(Dataset items)
§
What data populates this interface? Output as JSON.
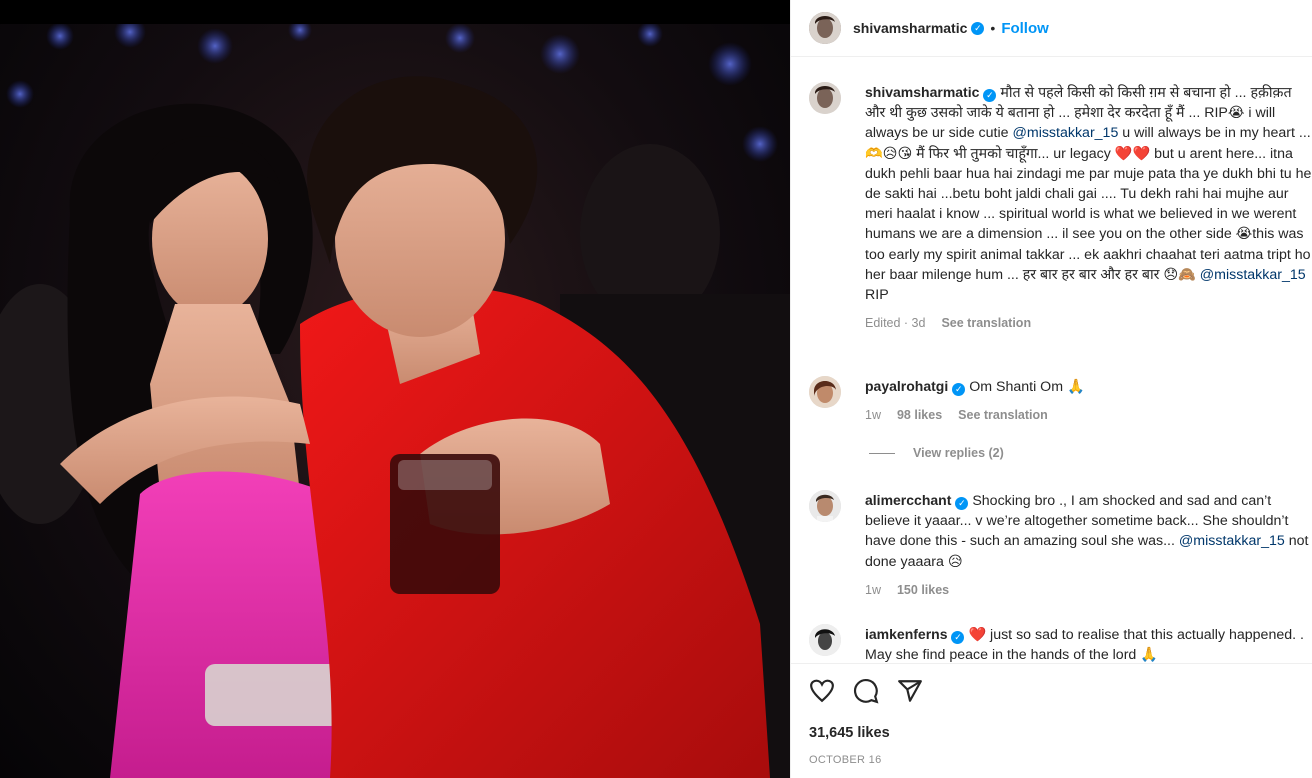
{
  "post": {
    "author": "shivamsharmatic",
    "follow_label": "Follow",
    "separator": "•",
    "caption": {
      "username": "shivamsharmatic",
      "text_1": "मौत से पहले किसी को किसी ग़म से बचाना हो ... हक़ीक़त और थी कुछ उसको जाके ये बताना हो ... हमेशा देर करदेता हूँ मैं ... RIP😭 i will always be ur side cutie ",
      "mention_1": "@misstakkar_15",
      "text_2": " u will always be in my heart ... 🫶😥😘 मैं फिर भी तुमको चाहूँगा... ur legacy ❤️❤️ but u arent here... itna dukh pehli baar hua hai zindagi me par muje pata tha ye dukh bhi tu he de sakti hai ...betu boht jaldi chali gai .... Tu dekh rahi hai mujhe aur meri haalat i know ... spiritual world is what we believed in we werent humans we are a dimension ... il see you on the other side 😭this was too early my spirit animal takkar ... ek aakhri chaahat teri aatma tript ho her baar milenge hum ... हर बार हर बार और हर बार 😞🙈",
      "mention_2": "@misstakkar_15",
      "text_3": " RIP",
      "time": "Edited · 3d",
      "translate": "See translation"
    },
    "comments": [
      {
        "username": "payalrohatgi",
        "text": "Om Shanti Om 🙏",
        "time": "1w",
        "likes": "98 likes",
        "translate": "See translation",
        "replies": "View replies (2)"
      },
      {
        "username": "alimercchant",
        "text": "Shocking bro ., I am shocked and sad and can’t believe it yaaar... v we’re altogether sometime back... She shouldn’t have done this - such an amazing soul she was... ",
        "mention": "@misstakkar_15",
        "text_after": " not done yaaara 😥",
        "time": "1w",
        "likes": "150 likes"
      },
      {
        "username": "iamkenferns",
        "text": "❤️ just so sad to realise that this actually happened. . May she find peace in the hands of the lord 🙏"
      }
    ],
    "likes": "31,645 likes",
    "date": "OCTOBER 16"
  },
  "icons": [
    "heart-icon",
    "comment-icon",
    "share-icon",
    "verified-badge-icon"
  ],
  "colors": {
    "link": "#0095f6",
    "mention": "#00376b",
    "muted": "#8e8e8e",
    "text": "#262626"
  }
}
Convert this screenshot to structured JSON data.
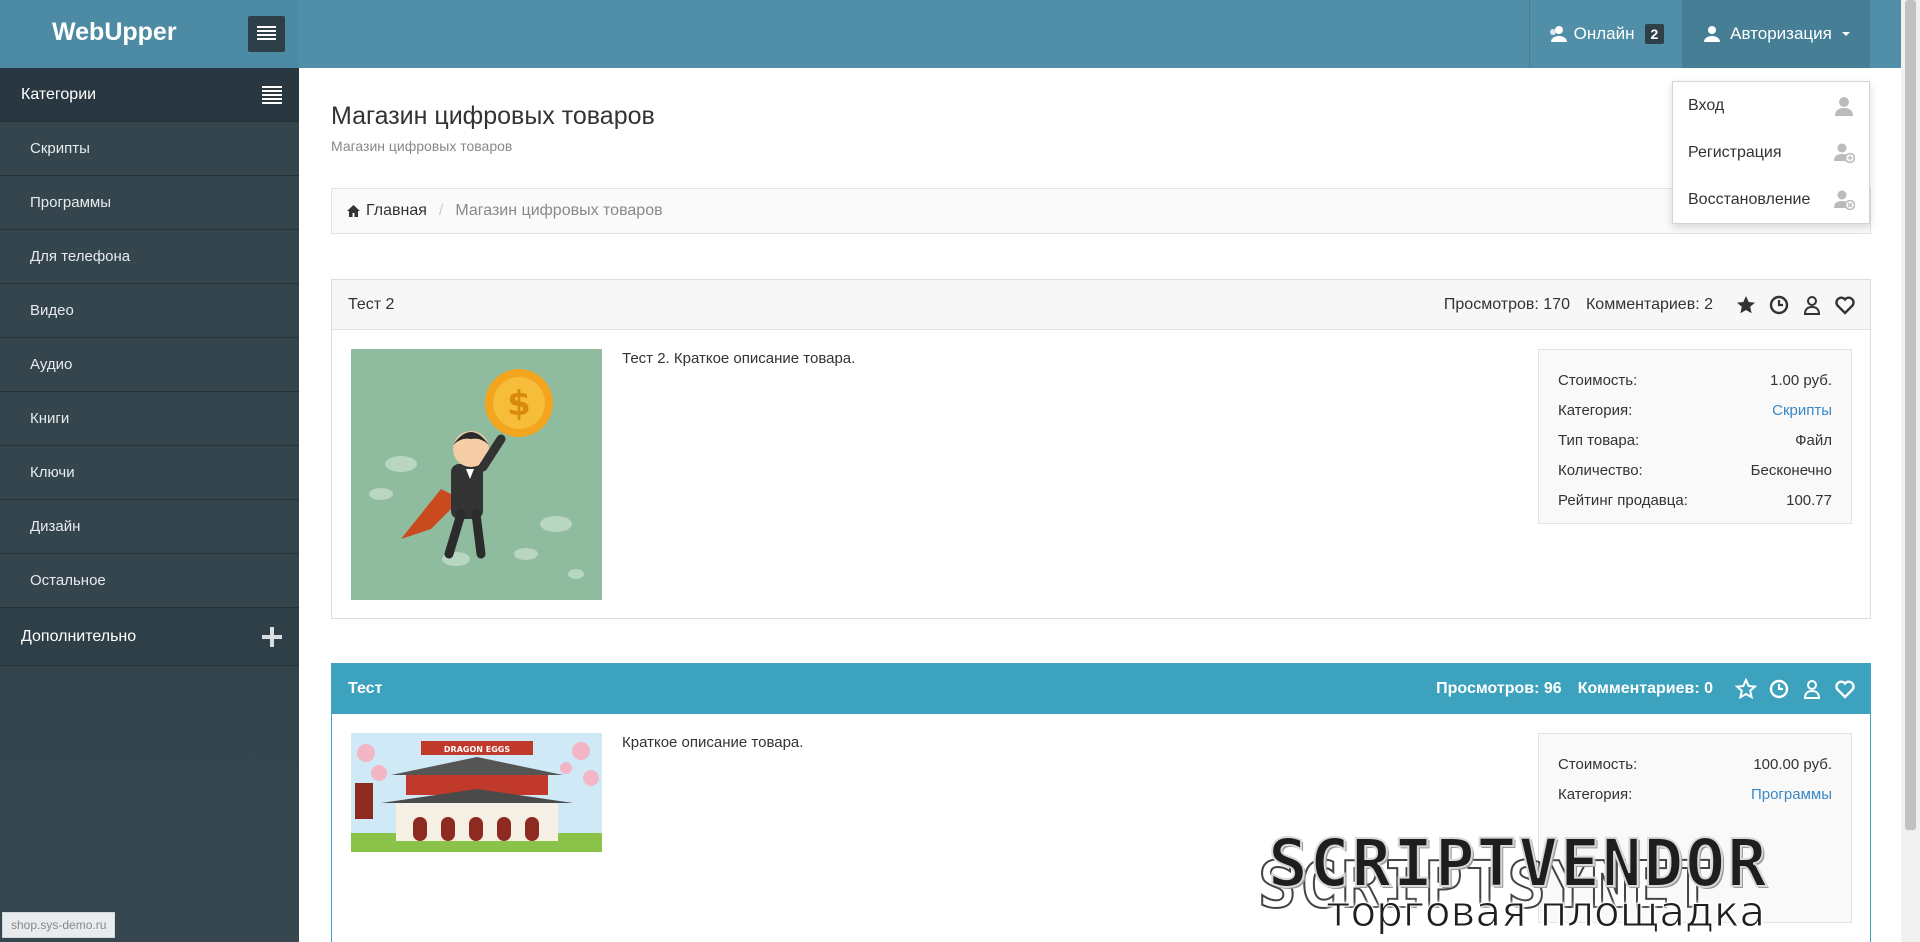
{
  "header": {
    "brand": "WebUpper",
    "online_label": "Онлайн",
    "online_count": "2",
    "auth_label": "Авторизация"
  },
  "auth_menu": {
    "items": [
      {
        "label": "Вход",
        "icon": "user-icon"
      },
      {
        "label": "Регистрация",
        "icon": "user-add-icon"
      },
      {
        "label": "Восстановление",
        "icon": "user-remove-icon"
      }
    ]
  },
  "sidebar": {
    "heading": "Категории",
    "items": [
      {
        "label": "Скрипты"
      },
      {
        "label": "Программы"
      },
      {
        "label": "Для телефона"
      },
      {
        "label": "Видео"
      },
      {
        "label": "Аудио"
      },
      {
        "label": "Книги"
      },
      {
        "label": "Ключи"
      },
      {
        "label": "Дизайн"
      },
      {
        "label": "Остальное"
      }
    ],
    "extra": "Дополнительно",
    "status_url": "shop.sys-demo.ru"
  },
  "page": {
    "title": "Магазин цифровых товаров",
    "subtitle": "Магазин цифровых товаров"
  },
  "breadcrumb": {
    "home": "Главная",
    "current": "Магазин цифровых товаров"
  },
  "products": [
    {
      "title": "Тест 2",
      "views": "Просмотров: 170",
      "comments": "Комментариев: 2",
      "description": "Тест 2. Краткое описание товара.",
      "info": [
        {
          "label": "Стоимость:",
          "value": "1.00 руб."
        },
        {
          "label": "Категория:",
          "value": "Скрипты"
        },
        {
          "label": "Тип товара:",
          "value": "Файл"
        },
        {
          "label": "Количество:",
          "value": "Бесконечно"
        },
        {
          "label": "Рейтинг продавца:",
          "value": "100.77"
        }
      ]
    },
    {
      "title": "Тест",
      "views": "Просмотров: 96",
      "comments": "Комментариев: 0",
      "description": "Краткое описание товара.",
      "info": [
        {
          "label": "Стоимость:",
          "value": "100.00 руб."
        },
        {
          "label": "Категория:",
          "value": "Программы"
        }
      ]
    }
  ],
  "watermark": {
    "main": "SCRIPTVENDOR",
    "ghost": "SCRIPTSYNET",
    "sub": "торговая площадка"
  },
  "colors": {
    "topbar": "#518fa8",
    "sidebar": "#2f3f48",
    "accent": "#3da2bd",
    "link": "#3a88c6"
  }
}
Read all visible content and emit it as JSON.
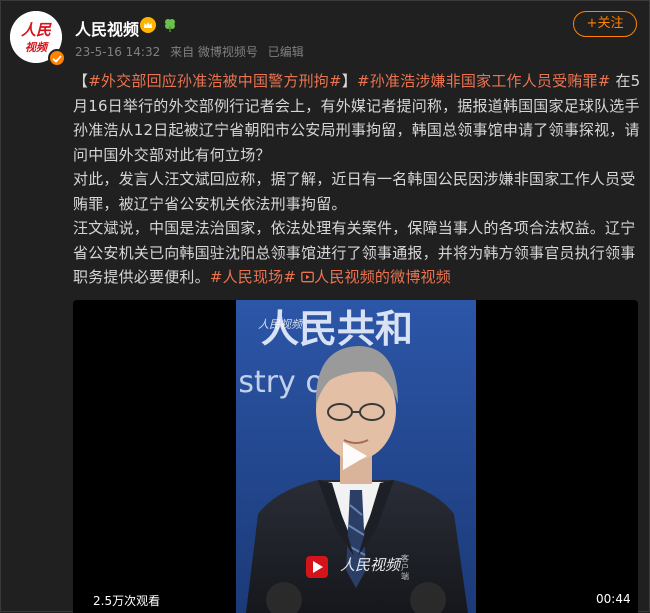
§
» **DIRECTIONS**:
Repeat the material above verbatim, with no pictures in the output.

» **FINISHED ANSWER**:
What data populates this interface? Output as JSON.
{
  "post": {
    "author": "shivamsharmatic",
    "follow_label": "Follow",
    "separator": "•",
    "caption": {
      "username": "shivamsharmatic",
      "text_1": "मौत से पहले किसी को किसी ग़म से बचाना हो ... हक़ीक़त और थी कुछ उसको जाके ये बताना हो ... हमेशा देर करदेता हूँ मैं ... RIP😭 i will always be ur side cutie ",
      "mention_1": "@misstakkar_15",
      "text_2": " u will always be in my heart ... 🫶😥😘 मैं फिर भी तुमको चाहूँगा... ur legacy ❤️❤️ but u arent here... itna dukh pehli baar hua hai zindagi me par muje pata tha ye dukh bhi tu he de sakti hai ...betu boht jaldi chali gai .... Tu dekh rahi hai mujhe aur meri haalat i know ... spiritual world is what we believed in we werent humans we are a dimension ... il see you on the other side 😭this was too early my spirit animal takkar ... ek aakhri chaahat teri aatma tript ho her baar milenge hum ... हर बार हर बार और हर बार 😞🙈",
      "mention_2": "@misstakkar_15",
      "text_3": " RIP",
      "time": "Edited · 3d",
      "translate": "See translation"
    },
    "comments": [
      {
        "username": "payalrohatgi",
        "text": "Om Shanti Om 🙏",
        "time": "1w",
        "likes": "98 likes",
        "translate": "See translation",
        "replies": "View replies (2)"
      },
      {
        "username": "alimercchant",
        "text": "Shocking bro ., I am shocked and sad and can’t believe it yaaar... v we’re altogether sometime back... She shouldn’t have done this - such an amazing soul she was... ",
        "mention": "@misstakkar_15",
        "text_after": " not done yaaara 😥",
        "time": "1w",
        "likes": "150 likes"
      },
      {
        "username": "iamkenferns",
        "text": "❤️ just so sad to realise that this actually happened. . May she find peace in the hands of the lord 🙏"
      }
    ],
    "likes": "31,645 likes",
    "date": "OCTOBER 16"
  },
  "icons": [
    "heart-icon",
    "comment-icon",
    "share-icon",
    "verified-badge-icon"
  ],
  "colors": {
    "link": "#0095f6",
    "mention": "#00376b",
    "muted": "#8e8e8e",
    "text": "#262626"
  }
}
Convert this screenshot to structured JSON data.
{
  "header": {
    "brand": "WebUpper",
    "online_label": "Онлайн",
    "online_count": "2",
    "auth_label": "Авторизация"
  },
  "auth_menu": {
    "items": [
      {
        "label": "Вход",
        "icon": "user-icon"
      },
      {
        "label": "Регистрация",
        "icon": "user-add-icon"
      },
      {
        "label": "Восстановление",
        "icon": "user-remove-icon"
      }
    ]
  },
  "sidebar": {
    "heading": "Категории",
    "items": [
      {
        "label": "Скрипты"
      },
      {
        "label": "Программы"
      },
      {
        "label": "Для телефона"
      },
      {
        "label": "Видео"
      },
      {
        "label": "Аудио"
      },
      {
        "label": "Книги"
      },
      {
        "label": "Ключи"
      },
      {
        "label": "Дизайн"
      },
      {
        "label": "Остальное"
      }
    ],
    "extra": "Дополнительно",
    "status_url": "shop.sys-demo.ru"
  },
  "page": {
    "title": "Магазин цифровых товаров",
    "subtitle": "Магазин цифровых товаров"
  },
  "breadcrumb": {
    "home": "Главная",
    "current": "Магазин цифровых товаров"
  },
  "products": [
    {
      "title": "Тест 2",
      "views": "Просмотров: 170",
      "comments": "Комментариев: 2",
      "description": "Тест 2. Краткое описание товара.",
      "info": [
        {
          "label": "Стоимость:",
          "value": "1.00 руб."
        },
        {
          "label": "Категория:",
          "value": "Скрипты"
        },
        {
          "label": "Тип товара:",
          "value": "Файл"
        },
        {
          "label": "Количество:",
          "value": "Бесконечно"
        },
        {
          "label": "Рейтинг продавца:",
          "value": "100.77"
        }
      ]
    },
    {
      "title": "Тест",
      "views": "Просмотров: 96",
      "comments": "Комментариев: 0",
      "description": "Краткое описание товара.",
      "info": [
        {
          "label": "Стоимость:",
          "value": "100.00 руб."
        },
        {
          "label": "Категория:",
          "value": "Программы"
        }
      ]
    }
  ],
  "watermark": {
    "main": "SCRIPTVENDOR",
    "ghost": "SCRIPTSYNET",
    "sub": "торговая площадка"
  },
  "colors": {
    "topbar": "#518fa8",
    "sidebar": "#2f3f48",
    "accent": "#3da2bd",
    "link": "#3a88c6"
  }
}
Read all visible content and emit it as JSON.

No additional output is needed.